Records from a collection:
★ ★ ★ ★
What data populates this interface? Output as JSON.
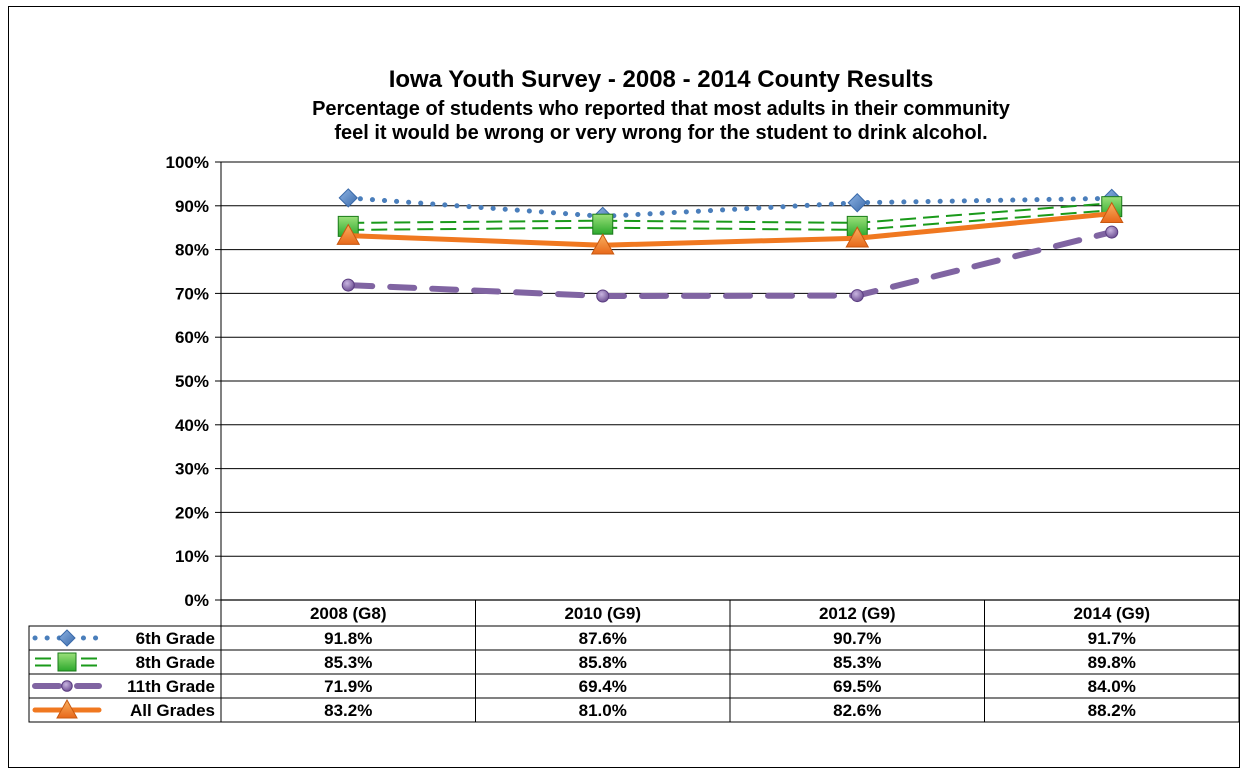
{
  "chart_data": {
    "type": "line",
    "title": "Iowa Youth Survey - 2008 - 2014 County Results",
    "subtitle_lines": [
      "Percentage of students who reported that most adults in their community",
      "feel it would be wrong or very wrong for the student to drink alcohol."
    ],
    "categories": [
      "2008 (G8)",
      "2010 (G9)",
      "2012 (G9)",
      "2014 (G9)"
    ],
    "ylim": [
      0,
      100
    ],
    "yticks": [
      "0%",
      "10%",
      "20%",
      "30%",
      "40%",
      "50%",
      "60%",
      "70%",
      "80%",
      "90%",
      "100%"
    ],
    "grid": true,
    "legend": "data-table",
    "series": [
      {
        "name": "6th Grade",
        "values": [
          91.8,
          87.6,
          90.7,
          91.7
        ],
        "labels": [
          "91.8%",
          "87.6%",
          "90.7%",
          "91.7%"
        ],
        "color": "#4a7ebb",
        "marker": "diamond",
        "line_style": "dotted"
      },
      {
        "name": "8th Grade",
        "values": [
          85.3,
          85.8,
          85.3,
          89.8
        ],
        "labels": [
          "85.3%",
          "85.8%",
          "85.3%",
          "89.8%"
        ],
        "color": "#1a9a1a",
        "marker": "square",
        "line_style": "double-dashed"
      },
      {
        "name": "11th Grade",
        "values": [
          71.9,
          69.4,
          69.5,
          84.0
        ],
        "labels": [
          "71.9%",
          "69.4%",
          "69.5%",
          "84.0%"
        ],
        "color": "#8064a2",
        "marker": "circle",
        "line_style": "long-dashed"
      },
      {
        "name": "All Grades",
        "values": [
          83.2,
          81.0,
          82.6,
          88.2
        ],
        "labels": [
          "83.2%",
          "81.0%",
          "82.6%",
          "88.2%"
        ],
        "color": "#f07820",
        "marker": "triangle",
        "line_style": "solid"
      }
    ]
  }
}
★ ★ ★ ★
* **TASK BRIEF**:
From the entries above, pull out each line that includes "name".

* **THE REPLY**:
        "name": "6th Grade",
        "name": "8th Grade",
        "name": "11th Grade",
        "name": "All Grades",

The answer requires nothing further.